EXERCISE TASK
Copy out every record below with complete accuracy.
----
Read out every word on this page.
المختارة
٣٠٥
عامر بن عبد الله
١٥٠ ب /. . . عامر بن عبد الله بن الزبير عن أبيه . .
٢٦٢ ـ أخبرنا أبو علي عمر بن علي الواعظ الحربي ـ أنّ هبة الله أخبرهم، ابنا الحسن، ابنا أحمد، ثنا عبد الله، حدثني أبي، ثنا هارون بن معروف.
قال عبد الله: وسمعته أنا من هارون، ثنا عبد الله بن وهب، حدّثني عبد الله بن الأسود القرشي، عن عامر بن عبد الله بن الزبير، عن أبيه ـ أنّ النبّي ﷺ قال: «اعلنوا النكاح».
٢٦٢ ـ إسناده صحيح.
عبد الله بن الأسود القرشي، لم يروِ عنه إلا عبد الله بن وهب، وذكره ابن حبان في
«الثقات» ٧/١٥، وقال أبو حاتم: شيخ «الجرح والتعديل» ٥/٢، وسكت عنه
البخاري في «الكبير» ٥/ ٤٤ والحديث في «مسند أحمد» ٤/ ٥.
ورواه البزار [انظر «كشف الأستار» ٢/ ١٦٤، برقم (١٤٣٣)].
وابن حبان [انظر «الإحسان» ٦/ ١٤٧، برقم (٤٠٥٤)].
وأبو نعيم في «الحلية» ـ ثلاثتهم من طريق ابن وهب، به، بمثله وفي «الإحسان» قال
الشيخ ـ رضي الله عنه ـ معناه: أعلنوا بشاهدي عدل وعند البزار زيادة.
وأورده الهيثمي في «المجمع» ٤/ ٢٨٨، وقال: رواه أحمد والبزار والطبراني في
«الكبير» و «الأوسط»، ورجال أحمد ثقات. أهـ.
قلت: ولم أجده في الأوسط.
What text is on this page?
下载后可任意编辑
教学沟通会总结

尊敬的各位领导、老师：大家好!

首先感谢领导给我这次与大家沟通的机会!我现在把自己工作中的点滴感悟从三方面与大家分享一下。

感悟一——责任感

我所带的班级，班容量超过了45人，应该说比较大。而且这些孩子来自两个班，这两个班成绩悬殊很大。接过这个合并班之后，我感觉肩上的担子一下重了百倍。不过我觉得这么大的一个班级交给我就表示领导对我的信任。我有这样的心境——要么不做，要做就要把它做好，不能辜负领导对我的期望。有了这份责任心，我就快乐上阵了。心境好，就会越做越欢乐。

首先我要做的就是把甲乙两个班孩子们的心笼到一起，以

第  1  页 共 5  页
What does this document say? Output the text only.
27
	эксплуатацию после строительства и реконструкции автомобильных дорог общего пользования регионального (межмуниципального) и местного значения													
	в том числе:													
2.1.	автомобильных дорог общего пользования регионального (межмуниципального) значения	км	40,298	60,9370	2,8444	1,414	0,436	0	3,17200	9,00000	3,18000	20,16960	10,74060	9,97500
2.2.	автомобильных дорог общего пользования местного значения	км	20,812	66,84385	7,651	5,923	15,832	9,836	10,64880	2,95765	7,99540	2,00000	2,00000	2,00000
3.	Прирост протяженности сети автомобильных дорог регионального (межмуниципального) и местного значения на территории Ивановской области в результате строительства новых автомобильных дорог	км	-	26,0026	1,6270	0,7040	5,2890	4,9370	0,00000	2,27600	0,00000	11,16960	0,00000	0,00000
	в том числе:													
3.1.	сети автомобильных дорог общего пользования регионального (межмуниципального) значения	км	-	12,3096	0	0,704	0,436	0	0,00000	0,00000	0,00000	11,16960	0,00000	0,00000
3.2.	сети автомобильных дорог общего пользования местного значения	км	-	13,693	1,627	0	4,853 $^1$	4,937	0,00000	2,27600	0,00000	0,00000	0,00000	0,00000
----
RESULT OF THE EXERCISE
Read out every word on this page.
المختارة
٣٠٥
عامر بن عبد الله
١٥٠ ب /. . . عامر بن عبد الله بن الزبير عن أبيه . .
٢٦٢ ـ أخبرنا أبو علي عمر بن علي الواعظ الحربي ـ أنّ هبة الله أخبرهم، ابنا الحسن، ابنا أحمد، ثنا عبد الله، حدثني أبي، ثنا هارون بن معروف.
قال عبد الله: وسمعته أنا من هارون، ثنا عبد الله بن وهب، حدّثني عبد الله بن الأسود القرشي، عن عامر بن عبد الله بن الزبير، عن أبيه ـ أنّ النبّي ﷺ قال: «اعلنوا النكاح».
٢٦٢ ـ إسناده صحيح.
عبد الله بن الأسود القرشي، لم يروِ عنه إلا عبد الله بن وهب، وذكره ابن حبان في
«الثقات» ٧/١٥، وقال أبو حاتم: شيخ «الجرح والتعديل» ٥/٢، وسكت عنه
البخاري في «الكبير» ٥/ ٤٤ والحديث في «مسند أحمد» ٤/ ٥.
ورواه البزار [انظر «كشف الأستار» ٢/ ١٦٤، برقم (١٤٣٣)].
وابن حبان [انظر «الإحسان» ٦/ ١٤٧، برقم (٤٠٥٤)].
وأبو نعيم في «الحلية» ـ ثلاثتهم من طريق ابن وهب، به، بمثله وفي «الإحسان» قال
الشيخ ـ رضي الله عنه ـ معناه: أعلنوا بشاهدي عدل وعند البزار زيادة.
وأورده الهيثمي في «المجمع» ٤/ ٢٨٨، وقال: رواه أحمد والبزار والطبراني في
«الكبير» و «الأوسط»، ورجال أحمد ثقات. أهـ.
قلت: ولم أجده في الأوسط.
What text is on this page?
下载后可任意编辑
教学沟通会总结

尊敬的各位领导、老师：大家好!

首先感谢领导给我这次与大家沟通的机会!我现在把自己工作中的点滴感悟从三方面与大家分享一下。

感悟一——责任感

我所带的班级，班容量超过了45人，应该说比较大。而且这些孩子来自两个班，这两个班成绩悬殊很大。接过这个合并班之后，我感觉肩上的担子一下重了百倍。不过我觉得这么大的一个班级交给我就表示领导对我的信任。我有这样的心境——要么不做，要做就要把它做好，不能辜负领导对我的期望。有了这份责任心，我就快乐上阵了。心境好，就会越做越欢乐。

首先我要做的就是把甲乙两个班孩子们的心笼到一起，以

第  1  页 共 5  页
What does this document say? Output the text only.
27
	эксплуатацию после строительства и реконструкции автомобильных дорог общего пользования регионального (межмуниципального) и местного значения													
	в том числе:													
2.1.	автомобильных дорог общего пользования регионального (межмуниципального) значения	км	40,298	60,9370	2,8444	1,414	0,436	0	3,17200	9,00000	3,18000	20,16960	10,74060	9,97500
2.2.	автомобильных дорог общего пользования местного значения	км	20,812	66,84385	7,651	5,923	15,832	9,836	10,64880	2,95765	7,99540	2,00000	2,00000	2,00000
3.	Прирост протяженности сети автомобильных дорог регионального (межмуниципального) и местного значения на территории Ивановской области в результате строительства новых автомобильных дорог	км	-	26,0026	1,6270	0,7040	5,2890	4,9370	0,00000	2,27600	0,00000	11,16960	0,00000	0,00000
	в том числе:													
3.1.	сети автомобильных дорог общего пользования регионального (межмуниципального) значения	км	-	12,3096	0	0,704	0,436	0	0,00000	0,00000	0,00000	11,16960	0,00000	0,00000
3.2.	сети автомобильных дорог общего пользования местного значения	км	-	13,693	1,627	0	4,853 $^1$	4,937	0,00000	2,27600	0,00000	0,00000	0,00000	0,00000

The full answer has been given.